* Exercise goal *
Pull every line that holds the word "Fraction" from the entries.

[Entries from a visual dataset]
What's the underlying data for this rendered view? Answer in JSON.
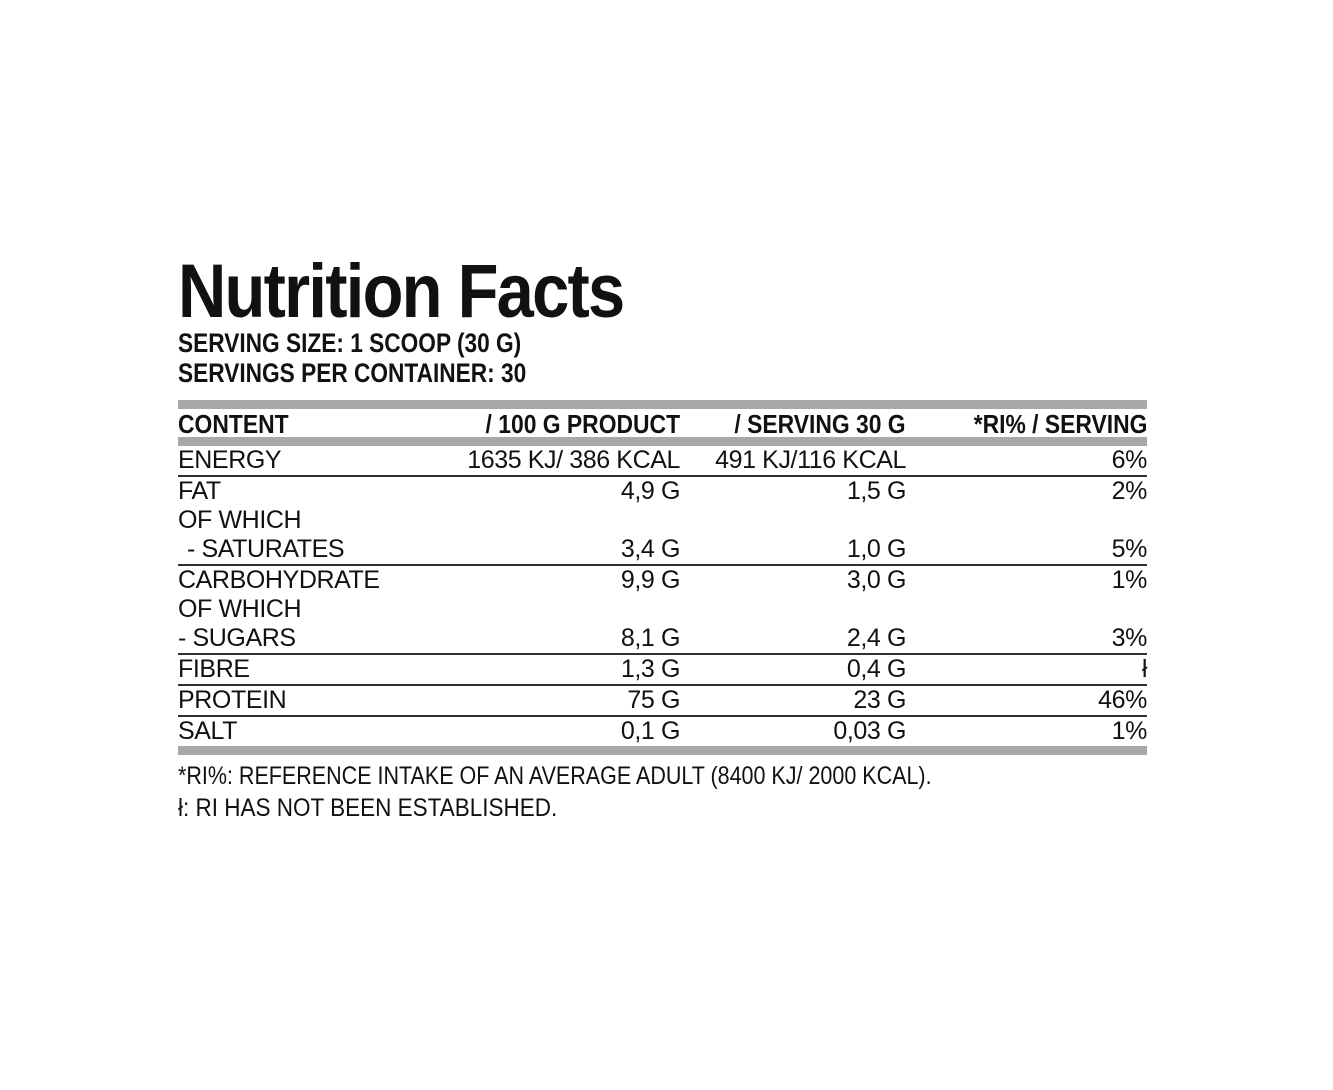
{
  "title": "Nutrition Facts",
  "serving_size": "SERVING SIZE: 1 SCOOP (30 G)",
  "servings_per_container": "SERVINGS PER CONTAINER: 30",
  "table": {
    "headers": [
      "CONTENT",
      "/ 100 G PRODUCT",
      "/ SERVING 30 G",
      "*RI% / SERVING"
    ],
    "rows": [
      {
        "name": "ENERGY",
        "per100": "1635 KJ/ 386 KCAL",
        "serving": "491 KJ/116 KCAL",
        "ri": "6%"
      },
      {
        "name": "FAT",
        "per100": "4,9 G",
        "serving": "1,5 G",
        "ri": "2%"
      },
      {
        "name": "OF WHICH",
        "per100": "",
        "serving": "",
        "ri": ""
      },
      {
        "name": "- SATURATES",
        "per100": "3,4 G",
        "serving": "1,0 G",
        "ri": "5%"
      },
      {
        "name": "CARBOHYDRATE",
        "per100": "9,9 G",
        "serving": "3,0 G",
        "ri": "1%"
      },
      {
        "name": "OF WHICH",
        "per100": "",
        "serving": "",
        "ri": ""
      },
      {
        "name": "- SUGARS",
        "per100": "8,1 G",
        "serving": "2,4 G",
        "ri": "3%"
      },
      {
        "name": "FIBRE",
        "per100": "1,3 G",
        "serving": "0,4 G",
        "ri": "ł"
      },
      {
        "name": "PROTEIN",
        "per100": "75 G",
        "serving": "23 G",
        "ri": "46%"
      },
      {
        "name": "SALT",
        "per100": "0,1 G",
        "serving": "0,03 G",
        "ri": "1%"
      }
    ]
  },
  "footnotes": {
    "ri_definition": "*RI%: REFERENCE INTAKE OF AN AVERAGE ADULT (8400 KJ/ 2000 KCAL).",
    "not_established": "ł: RI HAS NOT BEEN ESTABLISHED."
  },
  "colors": {
    "bar_gray": "#a8a8a8",
    "rule": "#2f2f2f",
    "text": "#111111",
    "background": "#ffffff"
  }
}
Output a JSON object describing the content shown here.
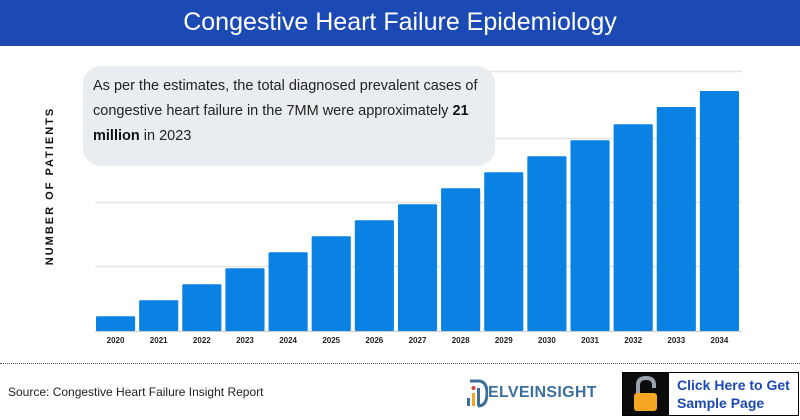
{
  "header": {
    "title": "Congestive Heart Failure Epidemiology"
  },
  "callout": {
    "text_before": "As per the estimates, the total diagnosed prevalent cases of congestive heart failure in the 7MM were approximately ",
    "text_bold": "21 million",
    "text_after": " in 2023"
  },
  "footer": {
    "source": "Source: Congestive Heart Failure Insight Report",
    "logo_text": "ELVEINSIGHT",
    "cta_line1": "Click Here to Get",
    "cta_line2": "Sample Page",
    "cta_icon": "unlocked-padlock-icon"
  },
  "colors": {
    "header": "#1c4ab5",
    "bar": "#0a82e4",
    "callout_bg": "#eaedf0",
    "lock": "#f5a623"
  },
  "chart_data": {
    "type": "bar",
    "ylabel": "NUMBER OF PATIENTS",
    "xlabel": "",
    "categories": [
      "2020",
      "2021",
      "2022",
      "2023",
      "2024",
      "2025",
      "2026",
      "2027",
      "2028",
      "2029",
      "2030",
      "2031",
      "2032",
      "2033",
      "2034"
    ],
    "values": [
      0.23,
      0.48,
      0.73,
      0.98,
      1.23,
      1.48,
      1.73,
      1.98,
      2.23,
      2.48,
      2.73,
      2.98,
      3.23,
      3.5,
      3.75
    ],
    "ylim": [
      0,
      4
    ],
    "y_tick_labels_shown": false,
    "grid": true
  }
}
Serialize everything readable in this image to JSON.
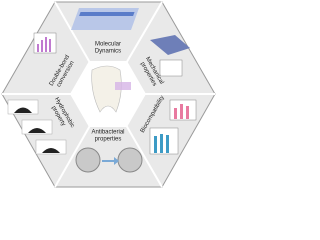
{
  "sections": [
    {
      "lines": [
        "Molecular",
        "Dynamics"
      ]
    },
    {
      "lines": [
        "Mechanical",
        "properties"
      ]
    },
    {
      "lines": [
        "Biocompatibility"
      ]
    },
    {
      "lines": [
        "Antibacterial",
        "properties"
      ]
    },
    {
      "lines": [
        "Hydrophobic",
        "property"
      ]
    },
    {
      "lines": [
        "Double-bond",
        "conversion"
      ]
    }
  ]
}
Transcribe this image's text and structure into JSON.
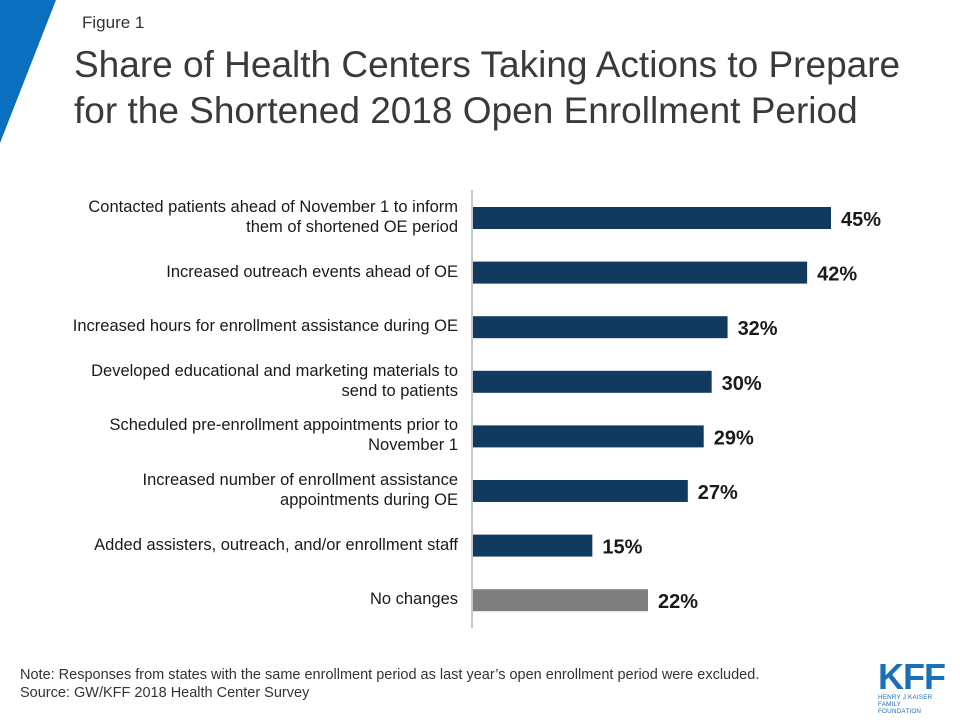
{
  "figure_label": "Figure 1",
  "title_line1": "Share of Health Centers Taking Actions to Prepare",
  "title_line2": "for the Shortened 2018 Open Enrollment Period",
  "colors": {
    "accent": "#0a6fbe",
    "bar": "#123a5e",
    "bar_no_change": "#7f7f7f",
    "logo": "#1b6fb5"
  },
  "chart_data": {
    "type": "bar",
    "orientation": "horizontal",
    "categories": [
      [
        "Contacted patients ahead of November 1 to inform",
        "them of shortened OE period"
      ],
      [
        "Increased outreach events ahead of OE"
      ],
      [
        "Increased hours for enrollment assistance during OE"
      ],
      [
        "Developed educational and marketing materials to",
        "send to patients"
      ],
      [
        "Scheduled pre-enrollment appointments prior to",
        "November 1"
      ],
      [
        "Increased number of enrollment assistance",
        "appointments during OE"
      ],
      [
        "Added assisters, outreach, and/or enrollment staff"
      ],
      [
        "No changes"
      ]
    ],
    "values": [
      45,
      42,
      32,
      30,
      29,
      27,
      15,
      22
    ],
    "value_labels": [
      "45%",
      "42%",
      "32%",
      "30%",
      "29%",
      "27%",
      "15%",
      "22%"
    ],
    "bar_colors": [
      "#123a5e",
      "#123a5e",
      "#123a5e",
      "#123a5e",
      "#123a5e",
      "#123a5e",
      "#123a5e",
      "#7f7f7f"
    ],
    "xlim": [
      0,
      50
    ],
    "grid": false,
    "legend": "none"
  },
  "footer": {
    "note": "Note: Responses from states with the same enrollment  period as last year’s open enrollment  period were excluded.",
    "source": "Source: GW/KFF 2018 Health Center Survey"
  },
  "logo": {
    "mark": "KFF",
    "sub_line1": "HENRY J KAISER",
    "sub_line2": "FAMILY FOUNDATION"
  }
}
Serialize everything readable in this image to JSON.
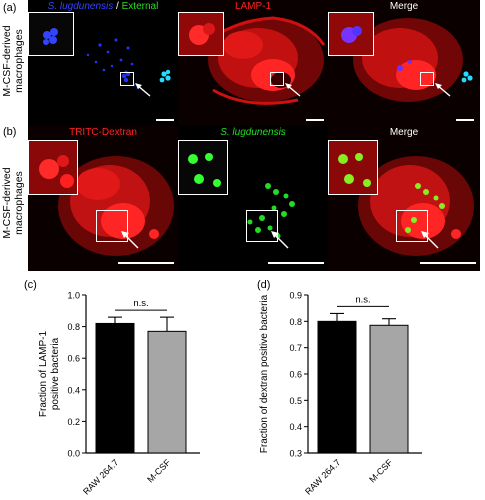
{
  "figure": {
    "panel_labels": [
      "(a)",
      "(b)",
      "(c)",
      "(d)"
    ],
    "row_label": [
      "M-CSF-derived",
      "macrophages"
    ]
  },
  "row_a": {
    "title_1_part1": "S. lugdunensis",
    "title_1_sep": " / ",
    "title_1_part2": "External",
    "title_2": "LAMP-1",
    "title_3": "Merge"
  },
  "row_b": {
    "title_1": "TRITC-Dextran",
    "title_2": "S. lugdunensis",
    "title_3": "Merge"
  },
  "colors": {
    "blue_bacteria": "#2233ff",
    "green": "#22dd22",
    "cyan": "#22ddff",
    "red": "#ff2020",
    "bar_black": "#000000",
    "bar_grey": "#a6a6a6"
  },
  "chart_data": [
    {
      "type": "bar",
      "panel": "(c)",
      "categories": [
        "RAW 264.7",
        "M-CSF"
      ],
      "values": [
        0.82,
        0.77
      ],
      "errors": [
        0.04,
        0.09
      ],
      "ylabel": "Fraction of LAMP-1 positive bacteria",
      "ylabel_lines": [
        "Fraction of LAMP-1",
        "positive bacteria"
      ],
      "ylim": [
        0.0,
        1.0
      ],
      "yticks": [
        "0.0",
        "0.2",
        "0.4",
        "0.6",
        "0.8",
        "1.0"
      ],
      "annotation": "n.s."
    },
    {
      "type": "bar",
      "panel": "(d)",
      "categories": [
        "RAW 264.7",
        "M-CSF"
      ],
      "values": [
        0.8,
        0.785
      ],
      "errors": [
        0.03,
        0.025
      ],
      "ylabel": "Fraction of dextran positive bacteria",
      "ylim": [
        0.3,
        0.9
      ],
      "yticks": [
        "0.3",
        "0.4",
        "0.5",
        "0.6",
        "0.7",
        "0.8",
        "0.9"
      ],
      "annotation": "n.s."
    }
  ]
}
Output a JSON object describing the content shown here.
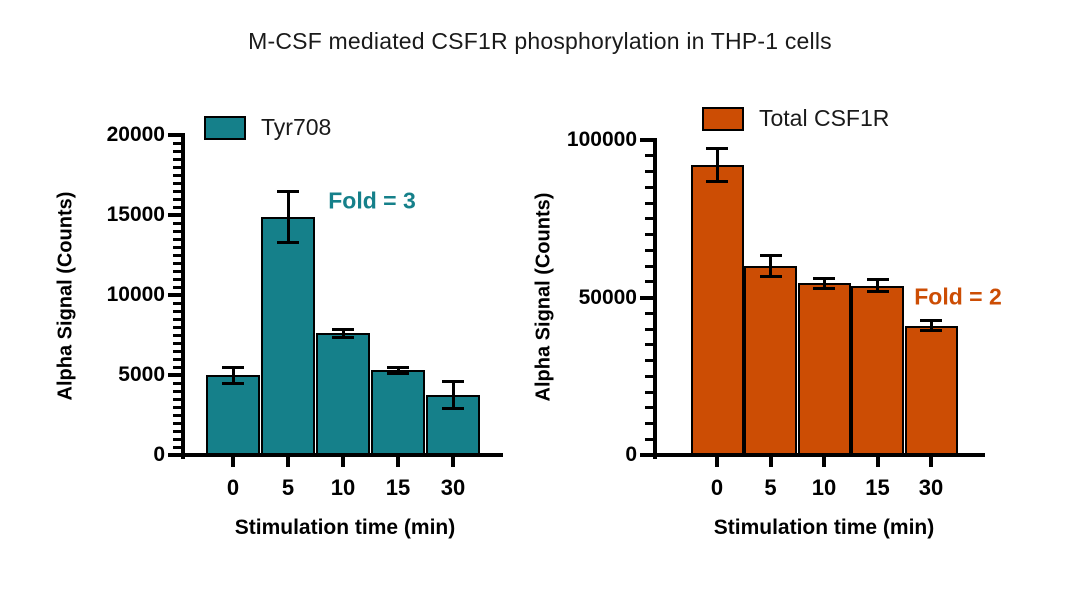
{
  "title": "M-CSF mediated CSF1R phosphorylation in THP-1 cells",
  "chart_data": [
    {
      "type": "bar",
      "legend": "Tyr708",
      "color": "#15808A",
      "annotation": "Fold = 3",
      "categories": [
        "0",
        "5",
        "10",
        "15",
        "30"
      ],
      "values": [
        5000,
        14900,
        7600,
        5300,
        3750
      ],
      "errors": [
        500,
        1600,
        250,
        200,
        850
      ],
      "xlabel": "Stimulation time (min)",
      "ylabel": "Alpha Signal (Counts)",
      "ylim": [
        0,
        20000
      ],
      "yticks": [
        0,
        5000,
        10000,
        15000,
        20000
      ],
      "minor_tick_step": 500,
      "grid": false,
      "legend_position": "top-left"
    },
    {
      "type": "bar",
      "legend": "Total CSF1R",
      "color": "#CC4D04",
      "annotation": "Fold = 2",
      "categories": [
        "0",
        "5",
        "10",
        "15",
        "30"
      ],
      "values": [
        92000,
        60000,
        54500,
        53800,
        41000
      ],
      "errors": [
        5300,
        3300,
        1500,
        2000,
        1600
      ],
      "xlabel": "Stimulation time (min)",
      "ylabel": "Alpha Signal (Counts)",
      "ylim": [
        0,
        100000
      ],
      "yticks": [
        0,
        50000,
        100000
      ],
      "minor_tick_step": 5000,
      "grid": false,
      "legend_position": "top-left"
    }
  ]
}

* Expected answer *
      "ylabel": "Fraction of LAMP-1 positive bacteria",
        "Fraction of LAMP-1",
      "ylabel": "Fraction of dextran positive bacteria",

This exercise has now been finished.